(Stored entries)
● ● ● ●

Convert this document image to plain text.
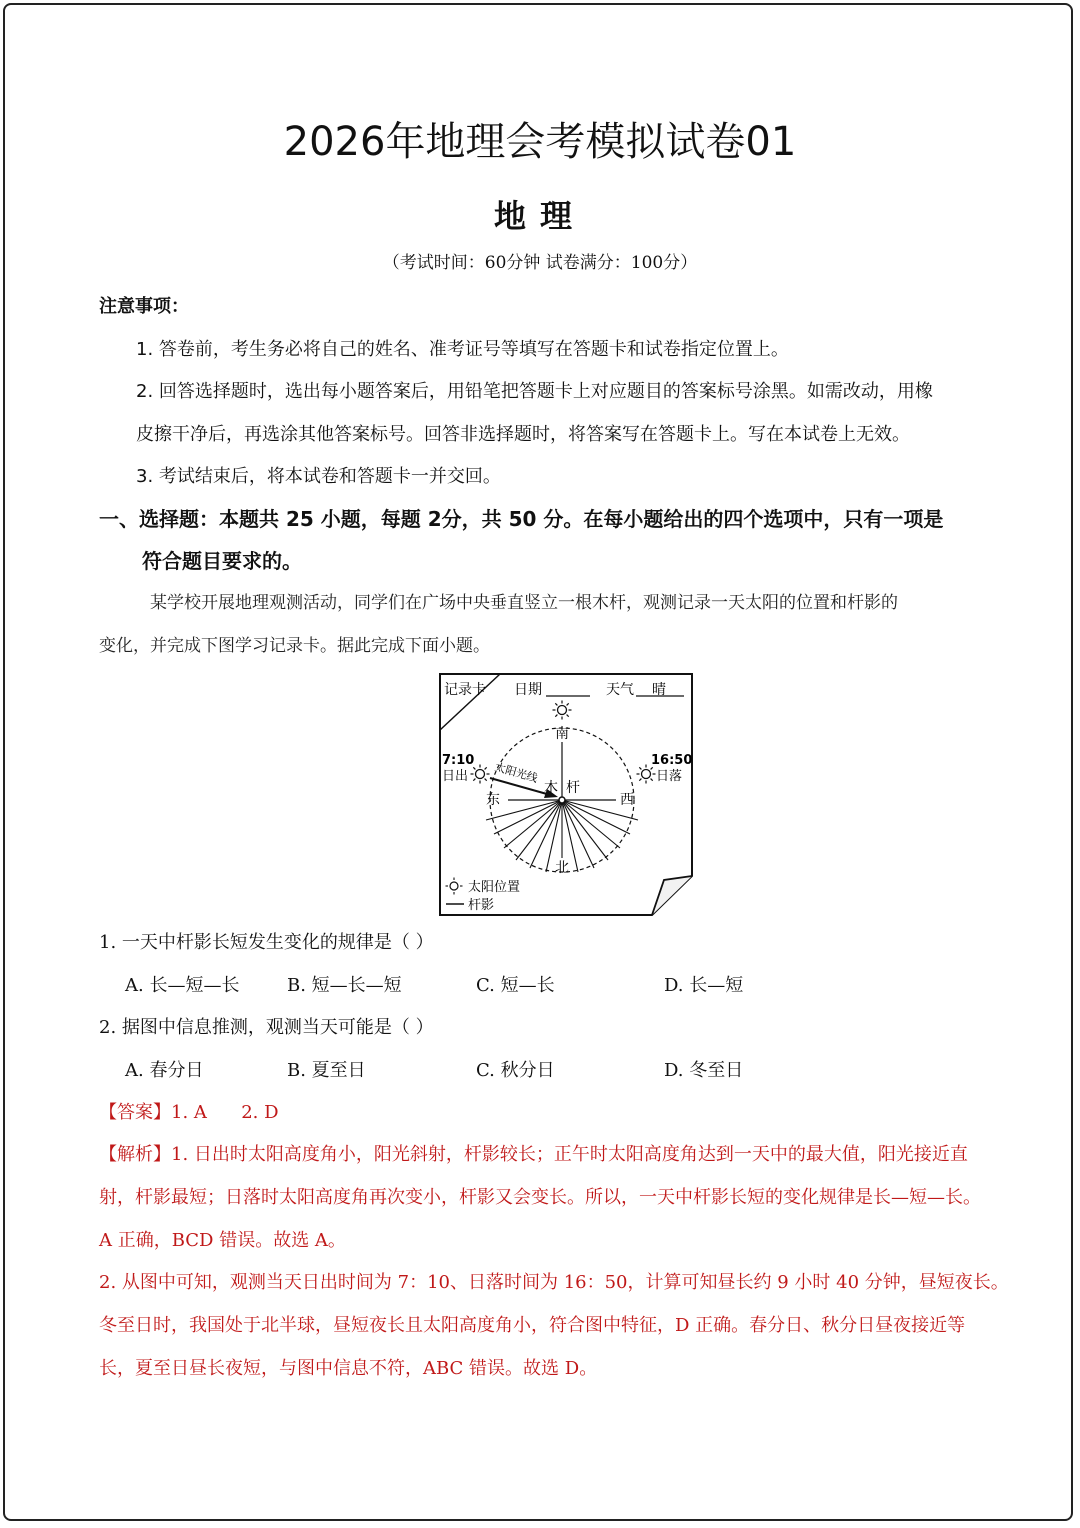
2026年地理会考模拟试卷01
地理
（考试时间：60分钟 试卷满分：100分）
注意事项：
1. 答卷前，考生务必将自己的姓名、准考证号等填写在答题卡和试卷指定位置上。
2. 回答选择题时，选出每小题答案后，用铅笔把答题卡上对应题目的答案标号涂黑。如需改动，用橡
皮擦干净后，再选涂其他答案标号。回答非选择题时，将答案写在答题卡上。写在本试卷上无效。
3. 考试结束后，将本试卷和答题卡一并交回。
一、选择题：本题共 25 小题，每题 2分，共 50 分。在每小题给出的四个选项中，只有一项是
符合题目要求的。
某学校开展地理观测活动，同学们在广场中央垂直竖立一根木杆，观测记录一天太阳的位置和杆影的
变化，并完成下图学习记录卡。据此完成下面小题。
记录卡 日期	天气 晴
太阳光线
南
北
东	西
木 杆
7:10
日出
16:50
日落
太阳位置
杆影
1. 一天中杆影长短发生变化的规律是（ ）
A. 长—短—长	B. 短—长—短	C. 短—长	D. 长—短
2. 据图中信息推测，观测当天可能是（ ）
A. 春分日	B. 夏至日	C. 秋分日	D. 冬至日
【答案】1. A      2. D
【解析】1. 日出时太阳高度角小，阳光斜射，杆影较长；正午时太阳高度角达到一天中的最大值，阳光接近直
射，杆影最短；日落时太阳高度角再次变小，杆影又会变长。所以，一天中杆影长短的变化规律是长—短—长。
A 正确，BCD 错误。故选 A。
2. 从图中可知，观测当天日出时间为 7：10、日落时间为 16：50，计算可知昼长约 9 小时 40 分钟，昼短夜长。
冬至日时，我国处于北半球，昼短夜长且太阳高度角小，符合图中特征，D 正确。春分日、秋分日昼夜接近等
长，夏至日昼长夜短，与图中信息不符，ABC 错误。故选 D。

● ● ● ●

_Set task:_ Send back the data above word for word, with the pictures left out.

_Expected answer:_
Convert this document image to plain text.
2026年地理会考模拟试卷01
地理
（考试时间：60分钟 试卷满分：100分）
注意事项：
1. 答卷前，考生务必将自己的姓名、准考证号等填写在答题卡和试卷指定位置上。
2. 回答选择题时，选出每小题答案后，用铅笔把答题卡上对应题目的答案标号涂黑。如需改动，用橡
皮擦干净后，再选涂其他答案标号。回答非选择题时，将答案写在答题卡上。写在本试卷上无效。
3. 考试结束后，将本试卷和答题卡一并交回。
一、选择题：本题共 25 小题，每题 2分，共 50 分。在每小题给出的四个选项中，只有一项是
符合题目要求的。
某学校开展地理观测活动，同学们在广场中央垂直竖立一根木杆，观测记录一天太阳的位置和杆影的
变化，并完成下图学习记录卡。据此完成下面小题。
记录卡 日期	天气 晴
太阳光线
南
北
东	西
木 杆
7:10
日出
16:50
日落
太阳位置
杆影
1. 一天中杆影长短发生变化的规律是（ ）
A. 长—短—长	B. 短—长—短	C. 短—长	D. 长—短
2. 据图中信息推测，观测当天可能是（ ）
A. 春分日	B. 夏至日	C. 秋分日	D. 冬至日
【答案】1. A      2. D
【解析】1. 日出时太阳高度角小，阳光斜射，杆影较长；正午时太阳高度角达到一天中的最大值，阳光接近直
射，杆影最短；日落时太阳高度角再次变小，杆影又会变长。所以，一天中杆影长短的变化规律是长—短—长。
A 正确，BCD 错误。故选 A。
2. 从图中可知，观测当天日出时间为 7：10、日落时间为 16：50，计算可知昼长约 9 小时 40 分钟，昼短夜长。
冬至日时，我国处于北半球，昼短夜长且太阳高度角小，符合图中特征，D 正确。春分日、秋分日昼夜接近等
长，夏至日昼长夜短，与图中信息不符，ABC 错误。故选 D。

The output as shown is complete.